Gather every line in the rows below that contains the string "item" and copy each one in full. Case counts when matching.

─── Input material

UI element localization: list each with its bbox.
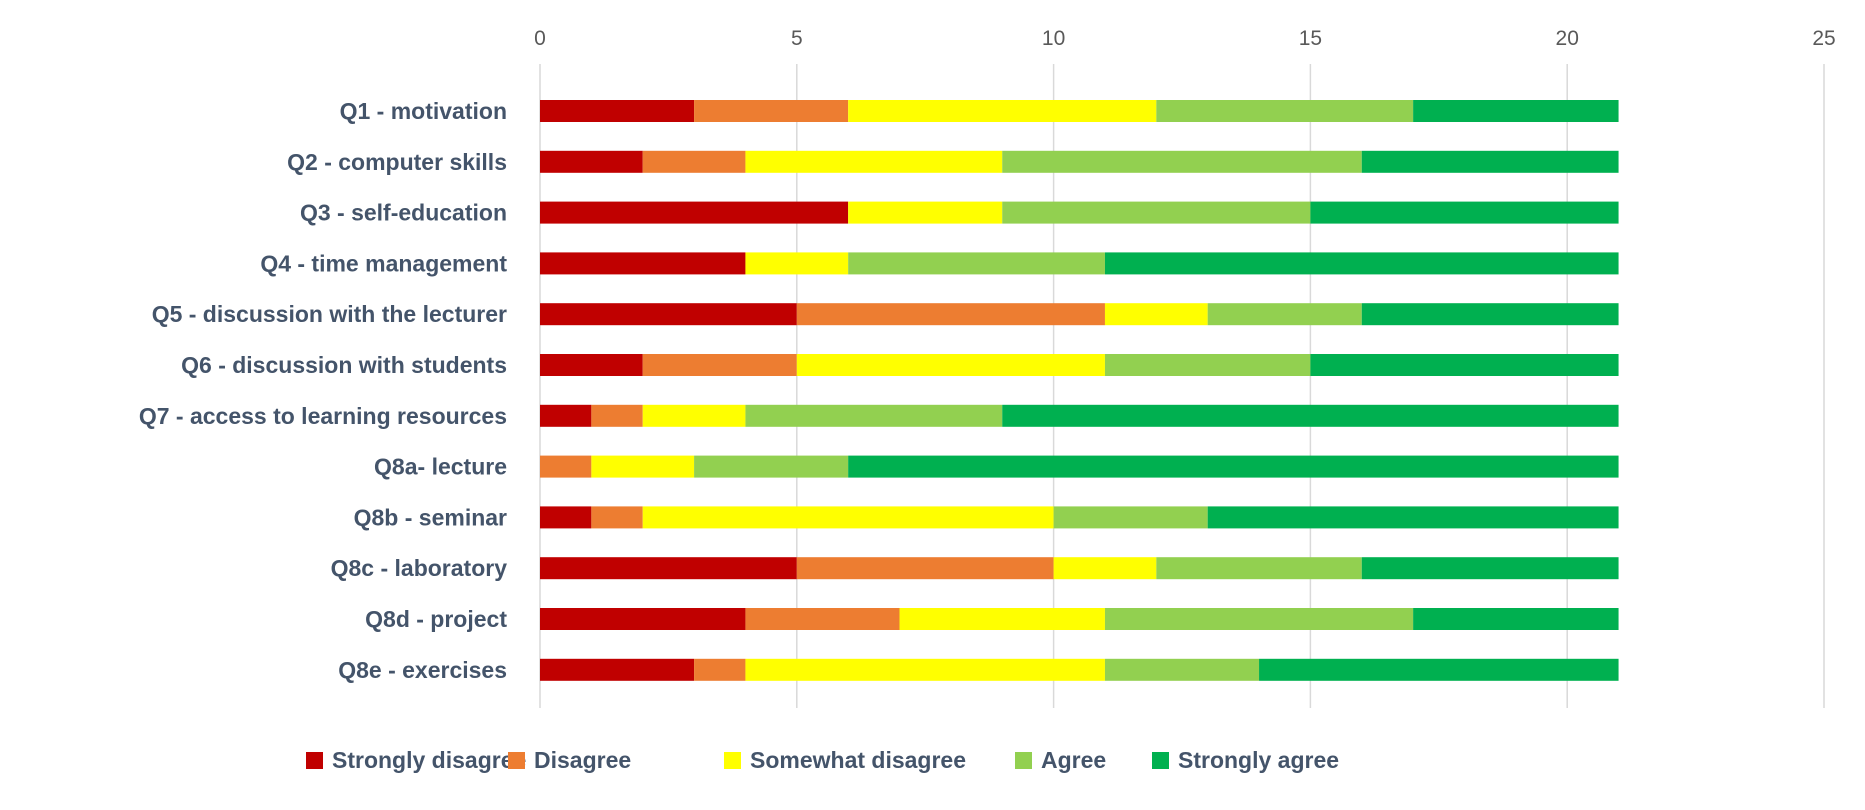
bar-segment-agree [1002,201,1311,224]
bars [540,100,1619,681]
legend-swatch [508,752,525,769]
bar-segment-strongly-agree [1310,354,1619,376]
bar-segment-strongly-disagree [540,404,592,427]
legend-item-strongly-agree: Strongly agree [1152,747,1339,773]
bar-segment-somewhat-disagree [1053,557,1157,580]
x-tick-label: 20 [1556,27,1579,50]
bar-segment-somewhat-disagree [796,354,1105,376]
category-label: Q8d - project [365,606,507,632]
category-label: Q5 - discussion with the lecturer [152,301,507,327]
bar-segment-disagree [694,658,746,681]
category-label: Q6 - discussion with students [181,352,507,378]
bar-segment-strongly-disagree [540,303,797,326]
bar-segment-disagree [745,608,900,630]
legend-item-agree: Agree [1015,747,1106,773]
bar-segment-disagree [642,150,746,173]
category-label: Q3 - self-education [300,200,507,226]
bar-segment-strongly-agree [1361,557,1619,580]
bar-segment-strongly-agree [1413,608,1619,630]
bar-segment-strongly-disagree [540,557,797,580]
legend: Strongly disagree Disagree Somewhat disagr… [306,747,1339,773]
bar-segment-agree [848,252,1105,275]
x-axis-ticks: 0 5 10 15 20 25 [534,27,1836,50]
bar-segment-disagree [642,354,797,376]
bar-segment-strongly-disagree [540,608,746,630]
bar-segment-agree [1104,608,1414,630]
bar-segment-somewhat-disagree [899,608,1105,630]
category-labels: Q1 - motivation Q2 - computer skills Q3 - … [139,98,508,683]
category-label: Q8a- lecture [374,454,507,480]
bar-segment-somewhat-disagree [848,100,1157,122]
bar-segment-strongly-agree [1207,506,1619,529]
category-label: Q7 - access to learning resources [139,403,507,429]
bar-segment-somewhat-disagree [1104,303,1208,326]
legend-swatch [724,752,741,769]
bar-segment-strongly-disagree [540,354,643,376]
bar-segment-disagree [591,506,643,529]
bar-segment-disagree [694,100,849,122]
bar-segment-agree [1053,506,1208,529]
bar-segment-agree [1207,303,1362,326]
bar-segment-strongly-agree [848,455,1619,478]
x-tick-label: 25 [1812,27,1835,50]
category-label: Q1 - motivation [340,98,507,124]
bar-segment-disagree [591,404,643,427]
bar-segment-somewhat-disagree [745,252,849,275]
bar-segment-agree [694,455,849,478]
bar-segment-strongly-disagree [540,252,746,275]
x-tick-label: 5 [791,27,803,50]
legend-swatch [306,752,323,769]
legend-item-strongly-disagree: Strongly disagree [306,747,526,773]
bar-segment-agree [1104,354,1311,376]
bar-segment-somewhat-disagree [848,201,1003,224]
bar-segment-somewhat-disagree [591,455,695,478]
bar-segment-strongly-agree [1361,303,1619,326]
bar-segment-strongly-disagree [540,506,592,529]
bar-segment-agree [1104,658,1260,681]
legend-swatch [1152,752,1169,769]
category-label: Q8e - exercises [338,657,507,683]
bar-segment-somewhat-disagree [642,404,746,427]
x-tick-label: 0 [534,27,546,50]
legend-label: Agree [1041,747,1106,773]
bar-segment-agree [1156,100,1414,122]
bar-segment-somewhat-disagree [642,506,1054,529]
bar-segment-strongly-agree [1310,201,1619,224]
x-tick-label: 15 [1299,27,1322,50]
bar-segment-strongly-agree [1104,252,1619,275]
legend-label: Somewhat disagree [750,747,966,773]
legend-label: Disagree [534,747,631,773]
bar-segment-somewhat-disagree [745,150,1003,173]
x-tick-label: 10 [1042,27,1065,50]
bar-segment-strongly-disagree [540,100,695,122]
bar-segment-strongly-agree [1413,100,1619,122]
legend-item-somewhat-disagree: Somewhat disagree [724,747,966,773]
bar-segment-strongly-agree [1259,658,1619,681]
bar-segment-strongly-disagree [540,658,695,681]
bar-segment-somewhat-disagree [745,658,1105,681]
bar-segment-agree [745,404,1003,427]
category-label: Q2 - computer skills [287,149,507,175]
legend-label: Strongly agree [1178,747,1339,773]
bar-segment-strongly-agree [1361,150,1619,173]
legend-swatch [1015,752,1032,769]
bar-segment-strongly-disagree [540,201,849,224]
legend-item-disagree: Disagree [508,747,631,773]
category-label: Q8b - seminar [354,504,507,530]
bar-segment-strongly-agree [1002,404,1619,427]
bar-segment-agree [1156,557,1362,580]
legend-label: Strongly disagree [332,747,526,773]
category-label: Q4 - time management [260,250,507,276]
bar-segment-disagree [796,557,1054,580]
category-label: Q8c - laboratory [331,555,508,581]
bar-segment-disagree [796,303,1105,326]
bar-segment-disagree [540,455,592,478]
bar-segment-agree [1002,150,1362,173]
bar-segment-strongly-disagree [540,150,643,173]
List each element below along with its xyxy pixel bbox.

──────

> Output for this task
legend-item-strongly-agree: Strongly agree [1152,747,1339,773]
legend-item-agree: Agree [1015,747,1106,773]
legend-item-strongly-disagree: Strongly disagree [306,747,526,773]
legend-item-somewhat-disagree: Somewhat disagree [724,747,966,773]
legend-item-disagree: Disagree [508,747,631,773]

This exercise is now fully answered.